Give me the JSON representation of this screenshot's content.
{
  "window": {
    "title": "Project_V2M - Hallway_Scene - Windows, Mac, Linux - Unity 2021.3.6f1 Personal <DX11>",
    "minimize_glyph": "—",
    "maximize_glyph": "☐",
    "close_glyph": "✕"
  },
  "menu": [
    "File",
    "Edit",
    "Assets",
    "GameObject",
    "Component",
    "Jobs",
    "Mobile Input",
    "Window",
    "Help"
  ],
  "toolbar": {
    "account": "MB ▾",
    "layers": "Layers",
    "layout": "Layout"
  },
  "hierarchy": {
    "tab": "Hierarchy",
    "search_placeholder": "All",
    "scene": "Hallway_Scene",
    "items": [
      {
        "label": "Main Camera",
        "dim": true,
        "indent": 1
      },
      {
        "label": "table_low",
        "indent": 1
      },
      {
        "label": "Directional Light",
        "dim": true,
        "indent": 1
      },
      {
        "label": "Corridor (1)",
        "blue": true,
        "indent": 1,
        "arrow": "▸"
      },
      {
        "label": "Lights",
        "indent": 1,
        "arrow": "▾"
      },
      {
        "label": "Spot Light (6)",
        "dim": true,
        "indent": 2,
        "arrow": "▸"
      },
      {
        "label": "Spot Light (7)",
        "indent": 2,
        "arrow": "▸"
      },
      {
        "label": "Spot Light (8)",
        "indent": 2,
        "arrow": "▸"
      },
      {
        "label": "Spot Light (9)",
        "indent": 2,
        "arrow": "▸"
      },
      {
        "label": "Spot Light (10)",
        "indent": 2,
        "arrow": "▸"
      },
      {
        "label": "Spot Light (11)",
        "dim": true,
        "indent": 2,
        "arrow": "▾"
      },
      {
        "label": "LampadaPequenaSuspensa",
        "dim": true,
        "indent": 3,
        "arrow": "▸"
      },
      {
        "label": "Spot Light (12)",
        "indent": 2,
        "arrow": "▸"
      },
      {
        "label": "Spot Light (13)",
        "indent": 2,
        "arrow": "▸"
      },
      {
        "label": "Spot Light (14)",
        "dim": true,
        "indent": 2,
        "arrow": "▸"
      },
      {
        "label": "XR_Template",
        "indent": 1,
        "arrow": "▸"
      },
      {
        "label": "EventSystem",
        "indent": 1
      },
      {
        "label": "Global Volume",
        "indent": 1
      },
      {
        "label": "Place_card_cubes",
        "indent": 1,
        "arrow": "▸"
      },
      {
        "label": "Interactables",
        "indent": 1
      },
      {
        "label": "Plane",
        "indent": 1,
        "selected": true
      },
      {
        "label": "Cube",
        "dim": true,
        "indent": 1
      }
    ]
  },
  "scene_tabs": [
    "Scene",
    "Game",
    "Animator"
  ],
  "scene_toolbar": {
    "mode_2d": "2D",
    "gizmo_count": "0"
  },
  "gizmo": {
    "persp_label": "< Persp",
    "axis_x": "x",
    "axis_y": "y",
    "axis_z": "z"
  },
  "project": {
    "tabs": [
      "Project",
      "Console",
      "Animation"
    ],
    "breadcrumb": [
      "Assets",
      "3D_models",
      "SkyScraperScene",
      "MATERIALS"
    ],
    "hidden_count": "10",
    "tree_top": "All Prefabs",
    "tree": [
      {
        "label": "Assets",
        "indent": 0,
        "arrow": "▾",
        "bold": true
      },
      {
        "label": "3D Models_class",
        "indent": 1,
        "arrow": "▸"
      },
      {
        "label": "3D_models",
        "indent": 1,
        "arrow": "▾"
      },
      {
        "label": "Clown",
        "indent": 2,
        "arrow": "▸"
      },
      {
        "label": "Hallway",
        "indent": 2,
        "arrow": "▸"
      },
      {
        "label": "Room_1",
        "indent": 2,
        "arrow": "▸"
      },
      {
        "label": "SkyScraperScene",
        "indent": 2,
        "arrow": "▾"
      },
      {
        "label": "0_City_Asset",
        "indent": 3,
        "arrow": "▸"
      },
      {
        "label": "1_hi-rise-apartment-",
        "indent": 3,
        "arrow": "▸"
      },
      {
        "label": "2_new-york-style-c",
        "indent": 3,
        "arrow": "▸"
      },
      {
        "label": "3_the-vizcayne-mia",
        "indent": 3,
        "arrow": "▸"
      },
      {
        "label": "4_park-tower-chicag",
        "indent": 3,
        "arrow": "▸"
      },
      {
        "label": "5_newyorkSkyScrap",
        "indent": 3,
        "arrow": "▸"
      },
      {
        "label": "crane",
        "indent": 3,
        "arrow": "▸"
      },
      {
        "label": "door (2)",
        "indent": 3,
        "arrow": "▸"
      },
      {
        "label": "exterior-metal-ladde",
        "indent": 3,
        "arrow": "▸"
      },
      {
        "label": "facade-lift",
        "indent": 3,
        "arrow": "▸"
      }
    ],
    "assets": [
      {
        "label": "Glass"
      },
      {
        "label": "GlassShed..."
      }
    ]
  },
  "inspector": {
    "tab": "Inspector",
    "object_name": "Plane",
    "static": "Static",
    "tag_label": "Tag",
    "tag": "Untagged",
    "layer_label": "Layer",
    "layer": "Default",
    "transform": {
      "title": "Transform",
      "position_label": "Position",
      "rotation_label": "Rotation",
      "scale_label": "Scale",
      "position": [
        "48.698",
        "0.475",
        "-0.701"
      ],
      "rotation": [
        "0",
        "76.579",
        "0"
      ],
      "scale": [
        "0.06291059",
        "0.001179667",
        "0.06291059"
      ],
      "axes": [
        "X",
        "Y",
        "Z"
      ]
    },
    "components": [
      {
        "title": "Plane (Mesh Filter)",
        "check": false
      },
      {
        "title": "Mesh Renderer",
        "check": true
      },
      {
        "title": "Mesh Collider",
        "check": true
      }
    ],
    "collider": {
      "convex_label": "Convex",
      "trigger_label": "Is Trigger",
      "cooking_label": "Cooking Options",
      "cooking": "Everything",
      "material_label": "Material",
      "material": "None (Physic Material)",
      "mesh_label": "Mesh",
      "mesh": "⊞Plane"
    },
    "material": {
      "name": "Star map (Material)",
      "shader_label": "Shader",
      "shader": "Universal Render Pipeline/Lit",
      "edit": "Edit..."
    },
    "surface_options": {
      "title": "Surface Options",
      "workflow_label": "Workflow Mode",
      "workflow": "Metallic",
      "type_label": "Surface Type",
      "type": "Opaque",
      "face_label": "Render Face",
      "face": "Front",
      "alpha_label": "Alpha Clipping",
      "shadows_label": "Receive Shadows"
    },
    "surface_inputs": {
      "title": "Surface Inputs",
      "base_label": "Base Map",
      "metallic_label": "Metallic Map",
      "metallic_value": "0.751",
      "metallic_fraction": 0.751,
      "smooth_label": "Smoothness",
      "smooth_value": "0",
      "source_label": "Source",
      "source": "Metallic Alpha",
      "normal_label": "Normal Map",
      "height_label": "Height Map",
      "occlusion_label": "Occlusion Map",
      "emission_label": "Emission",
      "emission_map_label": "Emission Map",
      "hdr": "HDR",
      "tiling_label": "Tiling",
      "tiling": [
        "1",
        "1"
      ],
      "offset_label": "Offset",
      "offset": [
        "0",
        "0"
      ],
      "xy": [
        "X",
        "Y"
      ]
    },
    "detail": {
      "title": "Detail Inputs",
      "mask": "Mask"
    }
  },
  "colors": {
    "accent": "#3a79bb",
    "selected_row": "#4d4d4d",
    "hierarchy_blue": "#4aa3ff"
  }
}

.....

Repeat all the entries word for word.

*Answer to the task*:
Give me the JSON representation of this screenshot's content.
{
  "window": {
    "title": "Project_V2M - Hallway_Scene - Windows, Mac, Linux - Unity 2021.3.6f1 Personal <DX11>",
    "minimize_glyph": "—",
    "maximize_glyph": "☐",
    "close_glyph": "✕"
  },
  "menu": [
    "File",
    "Edit",
    "Assets",
    "GameObject",
    "Component",
    "Jobs",
    "Mobile Input",
    "Window",
    "Help"
  ],
  "toolbar": {
    "account": "MB ▾",
    "layers": "Layers",
    "layout": "Layout"
  },
  "hierarchy": {
    "tab": "Hierarchy",
    "search_placeholder": "All",
    "scene": "Hallway_Scene",
    "items": [
      {
        "label": "Main Camera",
        "dim": true,
        "indent": 1
      },
      {
        "label": "table_low",
        "indent": 1
      },
      {
        "label": "Directional Light",
        "dim": true,
        "indent": 1
      },
      {
        "label": "Corridor (1)",
        "blue": true,
        "indent": 1,
        "arrow": "▸"
      },
      {
        "label": "Lights",
        "indent": 1,
        "arrow": "▾"
      },
      {
        "label": "Spot Light (6)",
        "dim": true,
        "indent": 2,
        "arrow": "▸"
      },
      {
        "label": "Spot Light (7)",
        "indent": 2,
        "arrow": "▸"
      },
      {
        "label": "Spot Light (8)",
        "indent": 2,
        "arrow": "▸"
      },
      {
        "label": "Spot Light (9)",
        "indent": 2,
        "arrow": "▸"
      },
      {
        "label": "Spot Light (10)",
        "indent": 2,
        "arrow": "▸"
      },
      {
        "label": "Spot Light (11)",
        "dim": true,
        "indent": 2,
        "arrow": "▾"
      },
      {
        "label": "LampadaPequenaSuspensa",
        "dim": true,
        "indent": 3,
        "arrow": "▸"
      },
      {
        "label": "Spot Light (12)",
        "indent": 2,
        "arrow": "▸"
      },
      {
        "label": "Spot Light (13)",
        "indent": 2,
        "arrow": "▸"
      },
      {
        "label": "Spot Light (14)",
        "dim": true,
        "indent": 2,
        "arrow": "▸"
      },
      {
        "label": "XR_Template",
        "indent": 1,
        "arrow": "▸"
      },
      {
        "label": "EventSystem",
        "indent": 1
      },
      {
        "label": "Global Volume",
        "indent": 1
      },
      {
        "label": "Place_card_cubes",
        "indent": 1,
        "arrow": "▸"
      },
      {
        "label": "Interactables",
        "indent": 1
      },
      {
        "label": "Plane",
        "indent": 1,
        "selected": true
      },
      {
        "label": "Cube",
        "dim": true,
        "indent": 1
      }
    ]
  },
  "scene_tabs": [
    "Scene",
    "Game",
    "Animator"
  ],
  "scene_toolbar": {
    "mode_2d": "2D",
    "gizmo_count": "0"
  },
  "gizmo": {
    "persp_label": "< Persp",
    "axis_x": "x",
    "axis_y": "y",
    "axis_z": "z"
  },
  "project": {
    "tabs": [
      "Project",
      "Console",
      "Animation"
    ],
    "breadcrumb": [
      "Assets",
      "3D_models",
      "SkyScraperScene",
      "MATERIALS"
    ],
    "hidden_count": "10",
    "tree_top": "All Prefabs",
    "tree": [
      {
        "label": "Assets",
        "indent": 0,
        "arrow": "▾",
        "bold": true
      },
      {
        "label": "3D Models_class",
        "indent": 1,
        "arrow": "▸"
      },
      {
        "label": "3D_models",
        "indent": 1,
        "arrow": "▾"
      },
      {
        "label": "Clown",
        "indent": 2,
        "arrow": "▸"
      },
      {
        "label": "Hallway",
        "indent": 2,
        "arrow": "▸"
      },
      {
        "label": "Room_1",
        "indent": 2,
        "arrow": "▸"
      },
      {
        "label": "SkyScraperScene",
        "indent": 2,
        "arrow": "▾"
      },
      {
        "label": "0_City_Asset",
        "indent": 3,
        "arrow": "▸"
      },
      {
        "label": "1_hi-rise-apartment-",
        "indent": 3,
        "arrow": "▸"
      },
      {
        "label": "2_new-york-style-c",
        "indent": 3,
        "arrow": "▸"
      },
      {
        "label": "3_the-vizcayne-mia",
        "indent": 3,
        "arrow": "▸"
      },
      {
        "label": "4_park-tower-chicag",
        "indent": 3,
        "arrow": "▸"
      },
      {
        "label": "5_newyorkSkyScrap",
        "indent": 3,
        "arrow": "▸"
      },
      {
        "label": "crane",
        "indent": 3,
        "arrow": "▸"
      },
      {
        "label": "door (2)",
        "indent": 3,
        "arrow": "▸"
      },
      {
        "label": "exterior-metal-ladde",
        "indent": 3,
        "arrow": "▸"
      },
      {
        "label": "facade-lift",
        "indent": 3,
        "arrow": "▸"
      }
    ],
    "assets": [
      {
        "label": "Glass"
      },
      {
        "label": "GlassShed..."
      }
    ]
  },
  "inspector": {
    "tab": "Inspector",
    "object_name": "Plane",
    "static": "Static",
    "tag_label": "Tag",
    "tag": "Untagged",
    "layer_label": "Layer",
    "layer": "Default",
    "transform": {
      "title": "Transform",
      "position_label": "Position",
      "rotation_label": "Rotation",
      "scale_label": "Scale",
      "position": [
        "48.698",
        "0.475",
        "-0.701"
      ],
      "rotation": [
        "0",
        "76.579",
        "0"
      ],
      "scale": [
        "0.06291059",
        "0.001179667",
        "0.06291059"
      ],
      "axes": [
        "X",
        "Y",
        "Z"
      ]
    },
    "components": [
      {
        "title": "Plane (Mesh Filter)",
        "check": false
      },
      {
        "title": "Mesh Renderer",
        "check": true
      },
      {
        "title": "Mesh Collider",
        "check": true
      }
    ],
    "collider": {
      "convex_label": "Convex",
      "trigger_label": "Is Trigger",
      "cooking_label": "Cooking Options",
      "cooking": "Everything",
      "material_label": "Material",
      "material": "None (Physic Material)",
      "mesh_label": "Mesh",
      "mesh": "⊞Plane"
    },
    "material": {
      "name": "Star map (Material)",
      "shader_label": "Shader",
      "shader": "Universal Render Pipeline/Lit",
      "edit": "Edit..."
    },
    "surface_options": {
      "title": "Surface Options",
      "workflow_label": "Workflow Mode",
      "workflow": "Metallic",
      "type_label": "Surface Type",
      "type": "Opaque",
      "face_label": "Render Face",
      "face": "Front",
      "alpha_label": "Alpha Clipping",
      "shadows_label": "Receive Shadows"
    },
    "surface_inputs": {
      "title": "Surface Inputs",
      "base_label": "Base Map",
      "metallic_label": "Metallic Map",
      "metallic_value": "0.751",
      "metallic_fraction": 0.751,
      "smooth_label": "Smoothness",
      "smooth_value": "0",
      "source_label": "Source",
      "source": "Metallic Alpha",
      "normal_label": "Normal Map",
      "height_label": "Height Map",
      "occlusion_label": "Occlusion Map",
      "emission_label": "Emission",
      "emission_map_label": "Emission Map",
      "hdr": "HDR",
      "tiling_label": "Tiling",
      "tiling": [
        "1",
        "1"
      ],
      "offset_label": "Offset",
      "offset": [
        "0",
        "0"
      ],
      "xy": [
        "X",
        "Y"
      ]
    },
    "detail": {
      "title": "Detail Inputs",
      "mask": "Mask"
    }
  },
  "colors": {
    "accent": "#3a79bb",
    "selected_row": "#4d4d4d",
    "hierarchy_blue": "#4aa3ff"
  }
}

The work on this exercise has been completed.